** EXERCISE **
Copy, in full, each line of the material that holds the word "this".

** DATA SHOWN **
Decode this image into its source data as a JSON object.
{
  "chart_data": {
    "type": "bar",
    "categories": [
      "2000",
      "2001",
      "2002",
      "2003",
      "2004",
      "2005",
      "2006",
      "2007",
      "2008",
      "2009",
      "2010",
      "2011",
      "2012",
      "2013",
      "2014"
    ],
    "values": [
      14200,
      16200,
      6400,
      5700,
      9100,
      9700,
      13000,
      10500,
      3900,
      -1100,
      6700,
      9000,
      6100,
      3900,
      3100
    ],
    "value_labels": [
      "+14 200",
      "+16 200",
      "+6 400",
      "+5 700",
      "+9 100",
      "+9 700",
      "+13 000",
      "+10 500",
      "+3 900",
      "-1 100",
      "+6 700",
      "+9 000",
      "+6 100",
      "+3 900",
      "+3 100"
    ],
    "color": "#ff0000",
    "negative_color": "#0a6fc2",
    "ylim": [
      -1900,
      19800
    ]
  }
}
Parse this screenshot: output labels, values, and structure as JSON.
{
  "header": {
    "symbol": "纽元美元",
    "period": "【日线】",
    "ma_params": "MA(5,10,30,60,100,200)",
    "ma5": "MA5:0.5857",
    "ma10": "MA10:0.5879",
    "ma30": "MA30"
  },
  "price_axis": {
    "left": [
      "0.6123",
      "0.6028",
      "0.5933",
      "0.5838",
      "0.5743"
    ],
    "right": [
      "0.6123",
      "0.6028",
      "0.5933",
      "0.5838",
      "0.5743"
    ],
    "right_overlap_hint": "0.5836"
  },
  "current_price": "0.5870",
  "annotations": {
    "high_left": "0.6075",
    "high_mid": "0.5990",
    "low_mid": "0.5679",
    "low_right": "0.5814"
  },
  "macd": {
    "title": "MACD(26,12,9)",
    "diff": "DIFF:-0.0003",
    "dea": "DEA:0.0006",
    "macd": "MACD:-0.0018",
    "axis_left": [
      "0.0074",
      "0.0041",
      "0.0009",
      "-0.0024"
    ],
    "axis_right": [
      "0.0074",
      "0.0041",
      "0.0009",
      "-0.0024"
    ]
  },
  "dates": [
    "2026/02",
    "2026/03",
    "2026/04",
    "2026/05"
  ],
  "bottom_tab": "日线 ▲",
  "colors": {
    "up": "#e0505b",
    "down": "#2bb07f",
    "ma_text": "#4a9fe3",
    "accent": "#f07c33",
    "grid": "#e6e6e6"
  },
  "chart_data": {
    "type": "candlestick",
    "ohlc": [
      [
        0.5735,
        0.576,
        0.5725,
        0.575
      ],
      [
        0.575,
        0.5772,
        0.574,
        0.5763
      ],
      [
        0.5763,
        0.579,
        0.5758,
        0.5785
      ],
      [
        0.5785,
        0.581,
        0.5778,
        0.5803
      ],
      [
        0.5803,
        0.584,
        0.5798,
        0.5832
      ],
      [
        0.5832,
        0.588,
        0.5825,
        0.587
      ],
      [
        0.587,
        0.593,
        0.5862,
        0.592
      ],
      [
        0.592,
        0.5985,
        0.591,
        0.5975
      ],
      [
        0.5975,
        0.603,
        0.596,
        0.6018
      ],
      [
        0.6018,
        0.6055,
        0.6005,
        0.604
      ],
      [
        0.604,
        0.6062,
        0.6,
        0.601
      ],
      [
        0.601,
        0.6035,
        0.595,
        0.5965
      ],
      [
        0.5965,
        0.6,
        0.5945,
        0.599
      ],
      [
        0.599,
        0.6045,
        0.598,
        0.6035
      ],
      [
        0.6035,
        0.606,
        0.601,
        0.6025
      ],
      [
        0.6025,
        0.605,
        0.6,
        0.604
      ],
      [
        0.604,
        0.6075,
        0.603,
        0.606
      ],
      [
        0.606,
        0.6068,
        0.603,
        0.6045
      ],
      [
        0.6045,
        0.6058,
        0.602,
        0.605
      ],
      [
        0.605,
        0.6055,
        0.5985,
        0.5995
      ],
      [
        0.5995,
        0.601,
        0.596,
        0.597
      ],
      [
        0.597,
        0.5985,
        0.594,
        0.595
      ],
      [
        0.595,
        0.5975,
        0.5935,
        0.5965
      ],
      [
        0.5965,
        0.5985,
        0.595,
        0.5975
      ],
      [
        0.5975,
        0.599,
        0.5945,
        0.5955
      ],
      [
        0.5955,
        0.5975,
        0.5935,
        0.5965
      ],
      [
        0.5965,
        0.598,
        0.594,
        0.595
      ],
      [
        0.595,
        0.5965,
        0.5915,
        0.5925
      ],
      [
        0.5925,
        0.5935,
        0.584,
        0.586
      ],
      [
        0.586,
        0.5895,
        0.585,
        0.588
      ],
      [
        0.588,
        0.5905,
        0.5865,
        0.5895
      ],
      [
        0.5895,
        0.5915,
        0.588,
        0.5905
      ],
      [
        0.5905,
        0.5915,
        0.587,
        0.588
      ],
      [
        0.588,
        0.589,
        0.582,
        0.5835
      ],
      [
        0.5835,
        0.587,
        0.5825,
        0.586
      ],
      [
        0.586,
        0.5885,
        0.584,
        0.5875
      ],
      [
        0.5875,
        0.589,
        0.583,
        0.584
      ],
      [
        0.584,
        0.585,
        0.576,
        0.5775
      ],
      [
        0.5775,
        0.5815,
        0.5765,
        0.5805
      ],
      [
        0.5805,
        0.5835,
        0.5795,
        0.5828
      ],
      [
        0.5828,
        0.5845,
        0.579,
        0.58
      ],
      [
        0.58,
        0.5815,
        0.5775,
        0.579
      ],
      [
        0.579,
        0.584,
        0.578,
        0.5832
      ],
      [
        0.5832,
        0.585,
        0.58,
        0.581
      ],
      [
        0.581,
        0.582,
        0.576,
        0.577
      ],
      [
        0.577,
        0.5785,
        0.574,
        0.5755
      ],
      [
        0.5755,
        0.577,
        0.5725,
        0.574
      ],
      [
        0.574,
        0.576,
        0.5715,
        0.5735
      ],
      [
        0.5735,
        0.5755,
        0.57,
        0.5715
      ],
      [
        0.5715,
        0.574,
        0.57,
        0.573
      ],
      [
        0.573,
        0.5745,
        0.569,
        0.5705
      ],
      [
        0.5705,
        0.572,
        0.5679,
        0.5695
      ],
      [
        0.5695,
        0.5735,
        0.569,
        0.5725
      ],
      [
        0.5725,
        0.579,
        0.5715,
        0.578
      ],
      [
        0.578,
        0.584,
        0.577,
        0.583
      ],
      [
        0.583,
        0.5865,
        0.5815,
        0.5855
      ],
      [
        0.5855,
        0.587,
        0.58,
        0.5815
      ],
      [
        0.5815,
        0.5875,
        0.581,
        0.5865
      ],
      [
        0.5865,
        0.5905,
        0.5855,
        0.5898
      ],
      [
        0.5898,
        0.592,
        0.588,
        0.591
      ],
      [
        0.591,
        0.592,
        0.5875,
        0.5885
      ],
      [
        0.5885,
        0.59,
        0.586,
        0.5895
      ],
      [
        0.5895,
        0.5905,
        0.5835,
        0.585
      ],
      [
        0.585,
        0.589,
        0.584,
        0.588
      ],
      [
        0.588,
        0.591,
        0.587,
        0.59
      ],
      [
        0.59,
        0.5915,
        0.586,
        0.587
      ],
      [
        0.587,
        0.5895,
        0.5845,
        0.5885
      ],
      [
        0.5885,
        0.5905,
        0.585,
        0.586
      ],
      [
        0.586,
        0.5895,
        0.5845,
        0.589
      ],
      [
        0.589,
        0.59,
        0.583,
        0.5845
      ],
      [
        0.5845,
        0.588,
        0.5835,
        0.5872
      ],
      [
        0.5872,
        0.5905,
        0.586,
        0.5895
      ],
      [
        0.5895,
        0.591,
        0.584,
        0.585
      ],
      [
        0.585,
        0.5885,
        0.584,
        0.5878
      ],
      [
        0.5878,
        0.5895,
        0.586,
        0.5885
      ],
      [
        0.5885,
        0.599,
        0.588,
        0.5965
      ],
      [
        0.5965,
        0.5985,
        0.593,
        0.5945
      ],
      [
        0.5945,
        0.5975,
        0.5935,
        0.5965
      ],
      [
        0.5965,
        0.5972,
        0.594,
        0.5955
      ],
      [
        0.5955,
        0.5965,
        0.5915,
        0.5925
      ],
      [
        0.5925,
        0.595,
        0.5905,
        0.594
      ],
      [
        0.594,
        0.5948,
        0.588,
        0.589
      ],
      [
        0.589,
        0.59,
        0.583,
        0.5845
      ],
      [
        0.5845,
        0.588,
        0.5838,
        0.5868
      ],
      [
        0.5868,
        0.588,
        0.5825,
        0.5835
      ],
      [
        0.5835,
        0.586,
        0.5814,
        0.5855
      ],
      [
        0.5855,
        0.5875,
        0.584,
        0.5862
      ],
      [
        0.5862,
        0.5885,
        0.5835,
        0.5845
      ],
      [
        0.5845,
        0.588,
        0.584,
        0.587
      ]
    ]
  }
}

** REPLY **
Decode this image into its source data as a JSON object.
Parse this screenshot: output labels, values, and structure as JSON.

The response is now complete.